◆ Stored data entries
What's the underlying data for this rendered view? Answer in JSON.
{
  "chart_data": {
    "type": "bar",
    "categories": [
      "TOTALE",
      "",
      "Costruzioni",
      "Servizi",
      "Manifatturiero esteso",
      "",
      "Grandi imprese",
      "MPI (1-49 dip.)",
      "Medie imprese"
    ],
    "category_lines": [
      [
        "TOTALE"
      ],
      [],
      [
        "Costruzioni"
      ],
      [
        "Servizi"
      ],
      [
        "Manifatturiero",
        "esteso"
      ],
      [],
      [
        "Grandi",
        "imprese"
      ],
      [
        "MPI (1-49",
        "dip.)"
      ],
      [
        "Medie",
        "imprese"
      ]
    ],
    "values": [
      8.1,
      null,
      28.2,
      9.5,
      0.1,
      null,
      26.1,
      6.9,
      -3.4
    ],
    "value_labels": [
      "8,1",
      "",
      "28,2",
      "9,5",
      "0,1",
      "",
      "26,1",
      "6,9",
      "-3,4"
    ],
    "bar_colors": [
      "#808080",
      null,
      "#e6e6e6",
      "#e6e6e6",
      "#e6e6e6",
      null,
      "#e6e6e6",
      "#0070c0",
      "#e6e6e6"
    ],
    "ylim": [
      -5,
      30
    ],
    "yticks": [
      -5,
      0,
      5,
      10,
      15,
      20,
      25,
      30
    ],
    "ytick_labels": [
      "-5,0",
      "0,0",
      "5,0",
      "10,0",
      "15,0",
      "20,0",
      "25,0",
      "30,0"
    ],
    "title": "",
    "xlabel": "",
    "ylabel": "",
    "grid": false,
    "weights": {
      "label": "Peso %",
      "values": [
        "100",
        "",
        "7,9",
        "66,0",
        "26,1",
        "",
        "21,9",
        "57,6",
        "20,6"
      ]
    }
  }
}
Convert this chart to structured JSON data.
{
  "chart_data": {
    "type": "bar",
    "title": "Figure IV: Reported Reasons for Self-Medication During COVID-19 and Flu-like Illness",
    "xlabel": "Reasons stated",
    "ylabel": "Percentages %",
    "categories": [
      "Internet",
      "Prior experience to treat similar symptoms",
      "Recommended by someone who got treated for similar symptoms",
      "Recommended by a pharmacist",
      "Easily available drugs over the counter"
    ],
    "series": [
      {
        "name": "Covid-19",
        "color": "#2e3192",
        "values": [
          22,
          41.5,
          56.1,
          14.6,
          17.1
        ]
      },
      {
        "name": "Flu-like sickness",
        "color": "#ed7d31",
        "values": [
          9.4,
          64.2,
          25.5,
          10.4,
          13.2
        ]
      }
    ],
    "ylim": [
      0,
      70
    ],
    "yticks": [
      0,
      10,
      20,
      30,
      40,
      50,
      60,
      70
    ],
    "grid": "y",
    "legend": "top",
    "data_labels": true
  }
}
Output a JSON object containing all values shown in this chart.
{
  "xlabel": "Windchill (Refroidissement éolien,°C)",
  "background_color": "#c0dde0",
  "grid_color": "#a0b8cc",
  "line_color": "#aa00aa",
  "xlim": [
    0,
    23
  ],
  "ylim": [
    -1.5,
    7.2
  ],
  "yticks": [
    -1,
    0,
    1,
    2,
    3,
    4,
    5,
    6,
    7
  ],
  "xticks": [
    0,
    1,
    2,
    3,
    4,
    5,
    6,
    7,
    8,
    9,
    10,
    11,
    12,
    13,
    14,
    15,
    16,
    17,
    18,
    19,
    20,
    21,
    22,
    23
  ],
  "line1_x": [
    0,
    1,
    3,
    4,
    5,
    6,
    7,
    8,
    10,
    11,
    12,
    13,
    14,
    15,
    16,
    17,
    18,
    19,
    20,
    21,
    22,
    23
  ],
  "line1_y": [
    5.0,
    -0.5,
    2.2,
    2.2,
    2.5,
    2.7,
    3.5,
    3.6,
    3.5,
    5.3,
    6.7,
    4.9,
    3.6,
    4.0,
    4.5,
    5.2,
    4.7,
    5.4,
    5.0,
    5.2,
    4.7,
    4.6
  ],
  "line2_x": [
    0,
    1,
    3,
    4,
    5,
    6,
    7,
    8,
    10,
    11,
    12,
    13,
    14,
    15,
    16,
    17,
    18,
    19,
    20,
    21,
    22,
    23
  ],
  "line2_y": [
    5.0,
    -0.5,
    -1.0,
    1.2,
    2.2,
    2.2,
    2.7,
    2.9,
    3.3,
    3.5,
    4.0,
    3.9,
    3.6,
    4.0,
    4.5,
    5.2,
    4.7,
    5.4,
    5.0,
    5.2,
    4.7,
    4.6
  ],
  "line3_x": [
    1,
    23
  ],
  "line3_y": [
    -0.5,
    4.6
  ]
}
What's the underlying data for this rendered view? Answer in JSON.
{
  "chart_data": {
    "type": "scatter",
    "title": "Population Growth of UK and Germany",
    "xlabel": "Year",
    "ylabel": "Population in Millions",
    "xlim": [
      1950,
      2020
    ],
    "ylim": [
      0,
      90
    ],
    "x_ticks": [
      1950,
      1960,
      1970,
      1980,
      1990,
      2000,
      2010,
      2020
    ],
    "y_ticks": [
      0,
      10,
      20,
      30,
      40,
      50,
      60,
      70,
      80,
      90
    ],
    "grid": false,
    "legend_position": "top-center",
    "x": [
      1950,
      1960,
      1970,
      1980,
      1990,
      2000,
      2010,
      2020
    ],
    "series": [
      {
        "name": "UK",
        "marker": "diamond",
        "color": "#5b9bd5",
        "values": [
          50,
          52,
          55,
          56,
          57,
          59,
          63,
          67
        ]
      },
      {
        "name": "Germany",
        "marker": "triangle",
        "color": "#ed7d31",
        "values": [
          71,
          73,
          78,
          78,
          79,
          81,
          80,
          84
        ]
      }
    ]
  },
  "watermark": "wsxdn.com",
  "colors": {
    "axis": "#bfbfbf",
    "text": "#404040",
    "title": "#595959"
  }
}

◆ Set exercise
Count the lines that hold the string "ylabel" and state that number alone.

◆ Output of the task
3